(Collected data entries)
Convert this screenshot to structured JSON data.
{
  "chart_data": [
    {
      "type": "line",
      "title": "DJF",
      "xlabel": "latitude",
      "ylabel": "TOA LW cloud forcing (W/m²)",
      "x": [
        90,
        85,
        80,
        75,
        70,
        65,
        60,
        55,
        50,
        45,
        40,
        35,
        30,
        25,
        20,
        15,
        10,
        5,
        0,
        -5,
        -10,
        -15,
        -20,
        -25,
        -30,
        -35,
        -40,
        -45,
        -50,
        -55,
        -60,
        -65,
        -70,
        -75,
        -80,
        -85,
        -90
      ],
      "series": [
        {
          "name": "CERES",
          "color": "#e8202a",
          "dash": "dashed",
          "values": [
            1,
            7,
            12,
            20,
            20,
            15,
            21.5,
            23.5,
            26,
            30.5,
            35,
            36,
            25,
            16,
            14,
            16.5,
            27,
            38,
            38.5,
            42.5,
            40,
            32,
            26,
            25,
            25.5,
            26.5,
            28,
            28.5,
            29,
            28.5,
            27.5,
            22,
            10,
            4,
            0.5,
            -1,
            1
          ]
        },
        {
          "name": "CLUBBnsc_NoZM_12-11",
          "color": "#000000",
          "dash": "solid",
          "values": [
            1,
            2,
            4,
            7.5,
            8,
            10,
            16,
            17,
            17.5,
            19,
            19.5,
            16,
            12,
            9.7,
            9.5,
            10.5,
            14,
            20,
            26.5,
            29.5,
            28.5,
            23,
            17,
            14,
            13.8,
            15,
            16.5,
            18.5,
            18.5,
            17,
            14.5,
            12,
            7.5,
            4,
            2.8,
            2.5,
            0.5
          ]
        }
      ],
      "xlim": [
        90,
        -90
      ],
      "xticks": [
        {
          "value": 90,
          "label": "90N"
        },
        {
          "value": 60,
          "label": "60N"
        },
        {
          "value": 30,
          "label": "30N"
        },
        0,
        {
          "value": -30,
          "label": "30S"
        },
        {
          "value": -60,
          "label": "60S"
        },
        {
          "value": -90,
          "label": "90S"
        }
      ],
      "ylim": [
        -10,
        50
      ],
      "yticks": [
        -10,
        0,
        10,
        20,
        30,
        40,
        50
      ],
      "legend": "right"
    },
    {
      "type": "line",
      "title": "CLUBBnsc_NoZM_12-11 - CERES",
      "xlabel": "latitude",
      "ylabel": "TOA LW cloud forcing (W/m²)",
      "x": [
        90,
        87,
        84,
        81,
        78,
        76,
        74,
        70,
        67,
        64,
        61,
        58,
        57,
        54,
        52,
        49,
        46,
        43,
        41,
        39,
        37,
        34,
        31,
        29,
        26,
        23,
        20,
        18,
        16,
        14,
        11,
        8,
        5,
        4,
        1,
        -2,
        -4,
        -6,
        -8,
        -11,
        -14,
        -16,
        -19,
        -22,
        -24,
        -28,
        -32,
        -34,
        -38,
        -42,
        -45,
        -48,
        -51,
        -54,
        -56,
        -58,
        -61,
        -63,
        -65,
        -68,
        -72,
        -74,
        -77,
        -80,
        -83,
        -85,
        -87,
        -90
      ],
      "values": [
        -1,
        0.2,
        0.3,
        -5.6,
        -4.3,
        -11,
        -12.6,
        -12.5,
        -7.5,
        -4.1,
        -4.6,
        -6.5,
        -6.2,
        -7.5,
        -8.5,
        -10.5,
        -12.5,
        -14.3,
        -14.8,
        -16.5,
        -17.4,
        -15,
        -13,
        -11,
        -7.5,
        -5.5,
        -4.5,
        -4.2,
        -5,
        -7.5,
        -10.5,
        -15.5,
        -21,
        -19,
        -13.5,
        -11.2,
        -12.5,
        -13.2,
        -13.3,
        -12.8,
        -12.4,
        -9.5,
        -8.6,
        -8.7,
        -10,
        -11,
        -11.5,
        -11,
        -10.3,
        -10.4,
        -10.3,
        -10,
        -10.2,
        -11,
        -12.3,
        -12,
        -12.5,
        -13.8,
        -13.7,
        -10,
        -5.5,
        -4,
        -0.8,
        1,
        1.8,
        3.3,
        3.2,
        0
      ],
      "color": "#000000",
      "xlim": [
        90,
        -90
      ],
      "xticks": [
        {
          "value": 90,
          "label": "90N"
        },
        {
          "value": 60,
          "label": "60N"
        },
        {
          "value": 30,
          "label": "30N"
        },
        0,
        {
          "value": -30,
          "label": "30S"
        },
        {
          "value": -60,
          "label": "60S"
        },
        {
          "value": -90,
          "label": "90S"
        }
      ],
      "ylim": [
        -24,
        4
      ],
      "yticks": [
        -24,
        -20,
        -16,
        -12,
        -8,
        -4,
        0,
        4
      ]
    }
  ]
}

§ Exercise brief
Identify and extract each line of the listing that contains "color".

§ Exercise output
          "color": "#e8202a",
          "color": "#000000",
      "color": "#000000",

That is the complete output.